Extract every line of the data below that contains the string "avatar", copying each one in full.

= = = = = = =

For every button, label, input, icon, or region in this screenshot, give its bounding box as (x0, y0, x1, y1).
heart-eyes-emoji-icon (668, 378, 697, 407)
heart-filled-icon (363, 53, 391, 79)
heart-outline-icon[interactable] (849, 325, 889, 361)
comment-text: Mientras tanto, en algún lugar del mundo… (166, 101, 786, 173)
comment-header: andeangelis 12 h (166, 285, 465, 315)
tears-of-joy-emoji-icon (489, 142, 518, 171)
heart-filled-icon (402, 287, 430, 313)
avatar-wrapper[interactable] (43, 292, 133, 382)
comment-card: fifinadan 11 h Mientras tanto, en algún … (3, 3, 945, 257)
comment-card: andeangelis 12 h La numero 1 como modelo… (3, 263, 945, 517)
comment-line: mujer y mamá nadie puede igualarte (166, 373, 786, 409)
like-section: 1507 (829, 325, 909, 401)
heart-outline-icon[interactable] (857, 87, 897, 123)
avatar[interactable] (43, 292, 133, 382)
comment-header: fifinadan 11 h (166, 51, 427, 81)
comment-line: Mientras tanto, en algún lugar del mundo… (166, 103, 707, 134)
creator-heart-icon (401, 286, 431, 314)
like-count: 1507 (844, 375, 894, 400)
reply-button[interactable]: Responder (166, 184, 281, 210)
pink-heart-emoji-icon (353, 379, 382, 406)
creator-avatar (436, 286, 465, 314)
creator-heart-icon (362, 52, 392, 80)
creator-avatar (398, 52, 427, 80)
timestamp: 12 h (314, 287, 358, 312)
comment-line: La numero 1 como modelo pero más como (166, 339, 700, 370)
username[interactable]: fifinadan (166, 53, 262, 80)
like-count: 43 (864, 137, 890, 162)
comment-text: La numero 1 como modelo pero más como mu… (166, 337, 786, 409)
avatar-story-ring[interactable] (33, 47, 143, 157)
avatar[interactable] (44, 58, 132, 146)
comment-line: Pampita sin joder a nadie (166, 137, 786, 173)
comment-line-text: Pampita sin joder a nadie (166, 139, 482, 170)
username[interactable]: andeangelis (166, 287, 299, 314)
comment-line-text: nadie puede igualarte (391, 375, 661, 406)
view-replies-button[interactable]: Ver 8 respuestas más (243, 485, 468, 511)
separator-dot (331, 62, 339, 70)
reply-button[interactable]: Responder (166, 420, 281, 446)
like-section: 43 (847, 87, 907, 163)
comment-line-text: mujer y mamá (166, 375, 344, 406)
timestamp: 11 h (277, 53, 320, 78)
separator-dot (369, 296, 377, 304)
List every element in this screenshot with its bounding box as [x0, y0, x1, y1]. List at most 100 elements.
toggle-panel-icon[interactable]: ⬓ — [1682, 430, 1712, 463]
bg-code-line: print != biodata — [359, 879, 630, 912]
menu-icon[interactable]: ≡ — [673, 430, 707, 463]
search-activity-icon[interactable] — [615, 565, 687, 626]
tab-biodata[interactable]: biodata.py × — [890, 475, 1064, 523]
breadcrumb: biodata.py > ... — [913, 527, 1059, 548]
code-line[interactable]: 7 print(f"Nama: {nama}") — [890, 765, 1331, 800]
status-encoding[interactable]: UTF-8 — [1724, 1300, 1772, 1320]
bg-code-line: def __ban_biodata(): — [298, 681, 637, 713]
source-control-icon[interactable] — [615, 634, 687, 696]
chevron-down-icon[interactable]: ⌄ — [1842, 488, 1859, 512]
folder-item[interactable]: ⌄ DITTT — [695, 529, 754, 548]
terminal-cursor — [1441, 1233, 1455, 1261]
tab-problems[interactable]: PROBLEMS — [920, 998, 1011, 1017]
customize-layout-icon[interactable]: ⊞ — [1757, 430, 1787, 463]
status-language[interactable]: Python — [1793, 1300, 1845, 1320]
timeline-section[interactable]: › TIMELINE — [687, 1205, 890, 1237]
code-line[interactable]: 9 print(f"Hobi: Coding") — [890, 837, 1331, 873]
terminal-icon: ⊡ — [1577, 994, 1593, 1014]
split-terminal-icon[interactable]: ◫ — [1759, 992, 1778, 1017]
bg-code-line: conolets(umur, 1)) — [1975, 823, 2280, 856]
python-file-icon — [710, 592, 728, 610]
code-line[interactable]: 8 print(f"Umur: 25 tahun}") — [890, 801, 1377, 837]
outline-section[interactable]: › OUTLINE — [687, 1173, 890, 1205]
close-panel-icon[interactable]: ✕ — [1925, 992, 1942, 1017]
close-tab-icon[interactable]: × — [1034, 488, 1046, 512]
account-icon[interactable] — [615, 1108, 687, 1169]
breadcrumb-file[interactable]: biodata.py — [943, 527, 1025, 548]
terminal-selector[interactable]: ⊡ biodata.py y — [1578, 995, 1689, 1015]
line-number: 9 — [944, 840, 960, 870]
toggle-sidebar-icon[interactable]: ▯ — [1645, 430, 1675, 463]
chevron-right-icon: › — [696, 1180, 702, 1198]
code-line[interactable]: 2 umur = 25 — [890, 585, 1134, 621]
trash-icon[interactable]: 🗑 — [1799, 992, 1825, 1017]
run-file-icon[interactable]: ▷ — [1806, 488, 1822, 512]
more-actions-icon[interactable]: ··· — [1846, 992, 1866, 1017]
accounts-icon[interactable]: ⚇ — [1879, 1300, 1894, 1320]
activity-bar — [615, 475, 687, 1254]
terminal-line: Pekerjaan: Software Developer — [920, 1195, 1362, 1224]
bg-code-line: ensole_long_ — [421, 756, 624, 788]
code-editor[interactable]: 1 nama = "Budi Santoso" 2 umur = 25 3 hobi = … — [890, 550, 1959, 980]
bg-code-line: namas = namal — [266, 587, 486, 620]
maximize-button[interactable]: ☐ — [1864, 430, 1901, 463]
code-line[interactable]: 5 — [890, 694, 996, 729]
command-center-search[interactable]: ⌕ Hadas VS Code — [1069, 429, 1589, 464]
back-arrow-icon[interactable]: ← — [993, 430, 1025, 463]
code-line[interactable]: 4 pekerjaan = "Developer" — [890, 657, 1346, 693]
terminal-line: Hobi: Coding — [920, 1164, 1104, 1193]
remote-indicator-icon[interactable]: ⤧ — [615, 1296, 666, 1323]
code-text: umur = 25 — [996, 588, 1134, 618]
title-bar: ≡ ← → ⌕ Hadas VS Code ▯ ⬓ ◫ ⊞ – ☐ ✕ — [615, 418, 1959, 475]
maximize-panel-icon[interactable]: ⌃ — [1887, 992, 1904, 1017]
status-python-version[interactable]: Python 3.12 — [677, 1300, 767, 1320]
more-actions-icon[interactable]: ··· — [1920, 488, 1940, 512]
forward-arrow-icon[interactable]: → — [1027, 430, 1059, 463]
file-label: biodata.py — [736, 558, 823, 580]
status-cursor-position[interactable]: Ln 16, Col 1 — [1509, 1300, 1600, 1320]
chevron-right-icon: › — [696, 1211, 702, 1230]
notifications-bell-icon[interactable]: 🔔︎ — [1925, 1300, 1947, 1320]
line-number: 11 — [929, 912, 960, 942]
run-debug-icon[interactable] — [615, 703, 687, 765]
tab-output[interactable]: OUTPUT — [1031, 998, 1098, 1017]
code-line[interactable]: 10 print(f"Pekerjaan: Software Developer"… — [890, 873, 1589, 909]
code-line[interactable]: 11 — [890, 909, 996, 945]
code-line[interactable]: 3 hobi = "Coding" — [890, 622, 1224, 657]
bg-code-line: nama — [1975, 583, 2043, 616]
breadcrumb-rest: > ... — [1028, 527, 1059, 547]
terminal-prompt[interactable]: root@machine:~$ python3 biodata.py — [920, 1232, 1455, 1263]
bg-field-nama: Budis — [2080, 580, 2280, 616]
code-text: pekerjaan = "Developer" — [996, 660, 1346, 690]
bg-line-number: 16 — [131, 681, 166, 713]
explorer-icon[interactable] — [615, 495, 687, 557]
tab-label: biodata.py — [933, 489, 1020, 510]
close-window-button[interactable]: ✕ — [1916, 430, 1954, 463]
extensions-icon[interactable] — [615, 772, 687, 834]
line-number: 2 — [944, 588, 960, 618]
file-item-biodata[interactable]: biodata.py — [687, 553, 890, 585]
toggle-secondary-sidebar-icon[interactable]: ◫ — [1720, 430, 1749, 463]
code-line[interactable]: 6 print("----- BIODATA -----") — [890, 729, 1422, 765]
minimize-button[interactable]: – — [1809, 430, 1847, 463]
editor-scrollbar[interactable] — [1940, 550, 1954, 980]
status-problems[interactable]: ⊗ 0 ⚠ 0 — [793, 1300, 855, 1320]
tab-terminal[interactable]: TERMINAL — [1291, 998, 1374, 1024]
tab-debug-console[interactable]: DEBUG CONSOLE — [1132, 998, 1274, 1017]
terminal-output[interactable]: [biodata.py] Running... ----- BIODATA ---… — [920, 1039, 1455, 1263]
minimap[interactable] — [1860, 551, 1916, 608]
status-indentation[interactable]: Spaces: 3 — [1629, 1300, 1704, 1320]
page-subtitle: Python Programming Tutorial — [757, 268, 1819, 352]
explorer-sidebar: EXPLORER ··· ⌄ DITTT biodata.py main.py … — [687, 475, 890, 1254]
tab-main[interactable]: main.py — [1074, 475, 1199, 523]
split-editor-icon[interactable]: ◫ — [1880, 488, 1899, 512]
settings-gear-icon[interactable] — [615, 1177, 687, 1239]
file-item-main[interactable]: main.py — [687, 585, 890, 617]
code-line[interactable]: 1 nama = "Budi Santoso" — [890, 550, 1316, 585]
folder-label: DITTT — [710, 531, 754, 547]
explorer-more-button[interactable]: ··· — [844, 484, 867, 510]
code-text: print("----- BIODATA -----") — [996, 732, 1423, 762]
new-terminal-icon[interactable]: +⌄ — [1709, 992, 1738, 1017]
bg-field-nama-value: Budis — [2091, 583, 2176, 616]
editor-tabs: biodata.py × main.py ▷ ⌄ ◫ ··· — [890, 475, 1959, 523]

= = = = = = =

The answer:
avatar-wrapper[interactable] (43, 292, 133, 382)
avatar[interactable] (43, 292, 133, 382)
creator-avatar (436, 286, 465, 314)
creator-avatar (398, 52, 427, 80)
avatar-story-ring[interactable] (33, 47, 143, 157)
avatar[interactable] (44, 58, 132, 146)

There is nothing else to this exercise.